PROBLEM DESCRIPTION:
Out of the lines below, please list those that hold the string "VÝCHOVA".

MATERIAL TO PROCESS:
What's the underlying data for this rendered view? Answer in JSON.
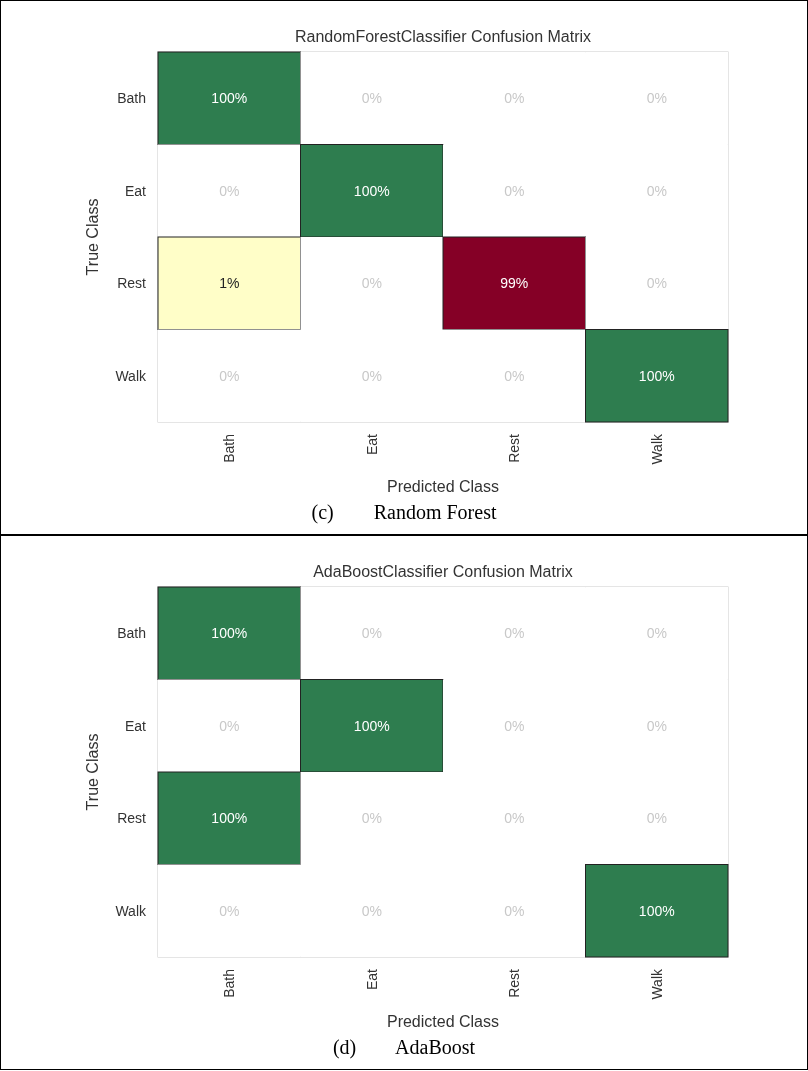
{
  "chart_data": [
    {
      "type": "heatmap",
      "title": "RandomForestClassifier Confusion Matrix",
      "xlabel": "Predicted Class",
      "ylabel": "True Class",
      "categories": [
        "Bath",
        "Eat",
        "Rest",
        "Walk"
      ],
      "y_categories": [
        "Bath",
        "Eat",
        "Rest",
        "Walk"
      ],
      "cells": [
        [
          100,
          0,
          0,
          0
        ],
        [
          0,
          100,
          0,
          0
        ],
        [
          1,
          0,
          99,
          0
        ],
        [
          0,
          0,
          0,
          100
        ]
      ],
      "cell_labels": [
        [
          "100%",
          "0%",
          "0%",
          "0%"
        ],
        [
          "0%",
          "100%",
          "0%",
          "0%"
        ],
        [
          "1%",
          "0%",
          "99%",
          "0%"
        ],
        [
          "0%",
          "0%",
          "0%",
          "100%"
        ]
      ],
      "annotations": [
        "(c)        Random Forest"
      ]
    },
    {
      "type": "heatmap",
      "title": "AdaBoostClassifier Confusion Matrix",
      "xlabel": "Predicted Class",
      "ylabel": "True Class",
      "categories": [
        "Bath",
        "Eat",
        "Rest",
        "Walk"
      ],
      "y_categories": [
        "Bath",
        "Eat",
        "Rest",
        "Walk"
      ],
      "cells": [
        [
          100,
          0,
          0,
          0
        ],
        [
          0,
          100,
          0,
          0
        ],
        [
          100,
          0,
          0,
          0
        ],
        [
          0,
          0,
          0,
          100
        ]
      ],
      "cell_labels": [
        [
          "100%",
          "0%",
          "0%",
          "0%"
        ],
        [
          "0%",
          "100%",
          "0%",
          "0%"
        ],
        [
          "100%",
          "0%",
          "0%",
          "0%"
        ],
        [
          "0%",
          "0%",
          "0%",
          "100%"
        ]
      ],
      "annotations": [
        "(d)        AdaBoost"
      ]
    }
  ]
}
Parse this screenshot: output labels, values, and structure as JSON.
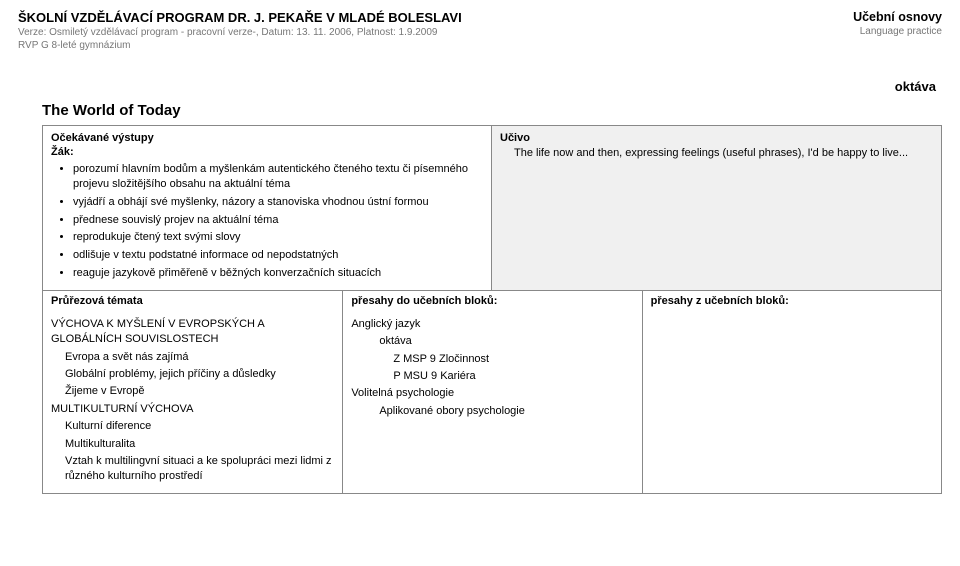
{
  "header": {
    "title": "ŠKOLNÍ VZDĚLÁVACÍ PROGRAM DR. J. PEKAŘE V MLADÉ BOLESLAVI",
    "subtitle": "Verze: Osmiletý vzdělávací program - pracovní verze-, Datum: 13. 11. 2006, Platnost: 1.9.2009",
    "rvp": "RVP G 8-leté gymnázium",
    "osnovy_title": "Učební osnovy",
    "osnovy_sub": "Language practice"
  },
  "grade": "oktáva",
  "unit_title": "The World of Today",
  "outcomes": {
    "heading": "Očekávané výstupy",
    "sub": "Žák:",
    "items": [
      "porozumí hlavním bodům a myšlenkám autentického čteného textu či písemného projevu složitějšího obsahu na aktuální téma",
      "vyjádří a obhájí své myšlenky, názory a stanoviska vhodnou ústní formou",
      "přednese souvislý projev na aktuální téma",
      "reprodukuje čtený text svými slovy",
      "odlišuje v textu podstatné informace od nepodstatných",
      "reaguje jazykově přiměřeně v běžných konverzačních situacích"
    ]
  },
  "ucivo": {
    "heading": "Učivo",
    "text": "The life now and then, expressing feelings (useful phrases), I'd be happy to live..."
  },
  "themes_headers": {
    "c1": "Průřezová témata",
    "c2": "přesahy do učebních bloků:",
    "c3": "přesahy z učebních bloků:"
  },
  "themes_c1": {
    "l1": "VÝCHOVA K MYŠLENÍ V EVROPSKÝCH A GLOBÁLNÍCH SOUVISLOSTECH",
    "l2": "Evropa a svět nás zajímá",
    "l3": "Globální problémy, jejich příčiny a důsledky",
    "l4": "Žijeme v Evropě",
    "l5": "MULTIKULTURNÍ VÝCHOVA",
    "l6": "Kulturní diference",
    "l7": "Multikulturalita",
    "l8": "Vztah k multilingvní situaci a ke spolupráci mezi lidmi z různého kulturního prostředí"
  },
  "themes_c2": {
    "l1": "Anglický jazyk",
    "l2": "oktáva",
    "l3": "Z  MSP 9 Zločinnost",
    "l4": "P  MSU 9 Kariéra",
    "l5": "Volitelná psychologie",
    "l6": "Aplikované obory psychologie"
  }
}
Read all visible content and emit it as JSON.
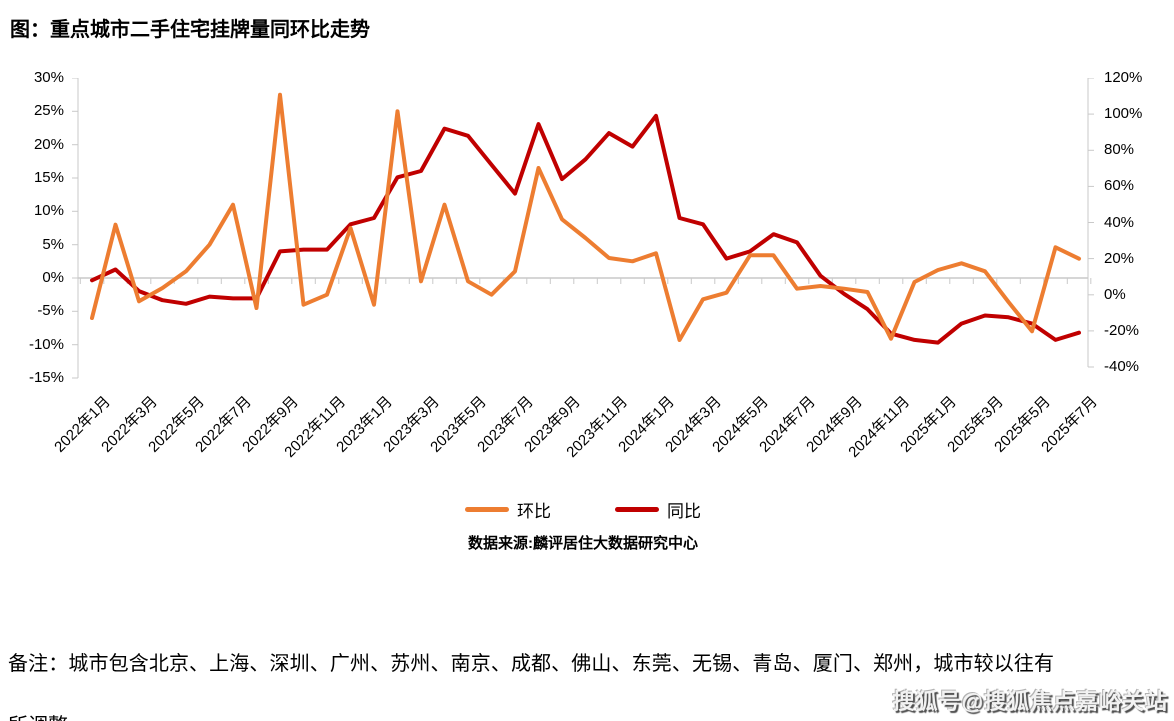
{
  "title": "图：重点城市二手住宅挂牌量同环比走势",
  "legend": {
    "items": [
      {
        "label": "环比",
        "color": "#ED7D31"
      },
      {
        "label": "同比",
        "color": "#C00000"
      }
    ]
  },
  "source": "数据来源:麟评居住大数据研究中心",
  "note": "备注：城市包含北京、上海、深圳、广州、苏州、南京、成都、佛山、东莞、无锡、青岛、厦门、郑州，城市较以往有所调整。",
  "watermark": "搜狐号@搜狐焦点嘉峪关站",
  "chart_data": {
    "type": "line",
    "title": "图：重点城市二手住宅挂牌量同环比走势",
    "categories": [
      "2022年1月",
      "2022年2月",
      "2022年3月",
      "2022年4月",
      "2022年5月",
      "2022年6月",
      "2022年7月",
      "2022年8月",
      "2022年9月",
      "2022年10月",
      "2022年11月",
      "2022年12月",
      "2023年1月",
      "2023年2月",
      "2023年3月",
      "2023年4月",
      "2023年5月",
      "2023年6月",
      "2023年7月",
      "2023年8月",
      "2023年9月",
      "2023年10月",
      "2023年11月",
      "2023年12月",
      "2024年1月",
      "2024年2月",
      "2024年3月",
      "2024年4月",
      "2024年5月",
      "2024年6月",
      "2024年7月",
      "2024年8月",
      "2024年9月",
      "2024年10月",
      "2024年11月",
      "2024年12月",
      "2025年1月",
      "2025年2月",
      "2025年3月",
      "2025年4月",
      "2025年5月",
      "2025年6月",
      "2025年7月"
    ],
    "x_tick_labels": [
      "2022年1月",
      "2022年3月",
      "2022年5月",
      "2022年7月",
      "2022年9月",
      "2022年11月",
      "2023年1月",
      "2023年3月",
      "2023年5月",
      "2023年7月",
      "2023年9月",
      "2023年11月",
      "2024年1月",
      "2024年3月",
      "2024年5月",
      "2024年7月",
      "2024年9月",
      "2024年11月",
      "2025年1月",
      "2025年3月",
      "2025年5月",
      "2025年7月"
    ],
    "series": [
      {
        "name": "环比",
        "axis": "left",
        "color": "#ED7D31",
        "values": [
          -6,
          8,
          -3.5,
          -1.5,
          1,
          5,
          11,
          -4.5,
          27.5,
          -4,
          -2.5,
          7.5,
          -4,
          25,
          -0.5,
          11,
          -0.5,
          -2.5,
          1,
          16.5,
          8.8,
          6,
          3,
          2.5,
          3.7,
          -9.3,
          -3.2,
          -2.2,
          3.4,
          3.4,
          -1.6,
          -1.2,
          -1.6,
          -2.1,
          -9.1,
          -0.6,
          1.2,
          2.2,
          1,
          -3.6,
          -8,
          4.6,
          2.9
        ]
      },
      {
        "name": "同比",
        "axis": "right",
        "color": "#C00000",
        "values": [
          8,
          14,
          2,
          -3,
          -5,
          -1,
          -2,
          -2,
          24,
          25,
          25,
          39,
          42.5,
          65,
          68.5,
          92,
          88,
          72,
          56,
          94.5,
          64,
          75,
          89.5,
          82,
          99,
          42.5,
          39,
          20,
          24,
          33.5,
          29,
          10.5,
          0.5,
          -8,
          -21.5,
          -25,
          -26.5,
          -16,
          -11.5,
          -12.5,
          -16,
          -25,
          -21
        ]
      }
    ],
    "axes": {
      "left": {
        "ticks": [
          "30%",
          "25%",
          "20%",
          "15%",
          "10%",
          "5%",
          "0%",
          "-5%",
          "-10%",
          "-15%"
        ],
        "min": -15,
        "max": 30
      },
      "right": {
        "ticks": [
          "120%",
          "100%",
          "80%",
          "60%",
          "40%",
          "20%",
          "0%",
          "-20%",
          "-40%"
        ],
        "min": -40,
        "max": 120
      }
    },
    "grid": "zero-line-only",
    "legend_position": "bottom-center"
  }
}
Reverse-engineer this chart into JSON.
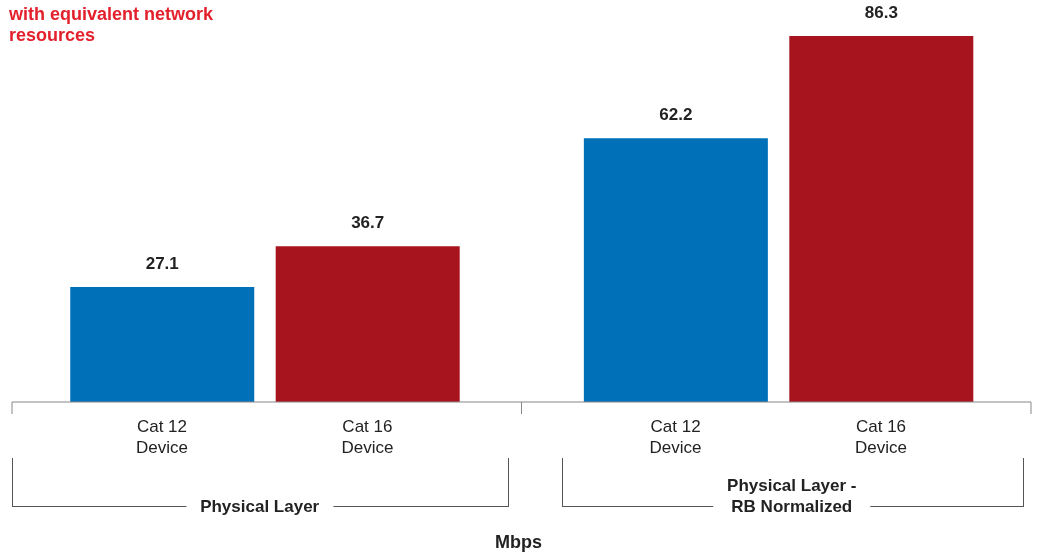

FULL RESPONSE:
    "l1": "VÝCHOVA K MYŠLENÍ V EVROPSKÝCH A GLOBÁLNÍCH SOUVISLOSTECH",
    "l5": "MULTIKULTURNÍ VÝCHOVA",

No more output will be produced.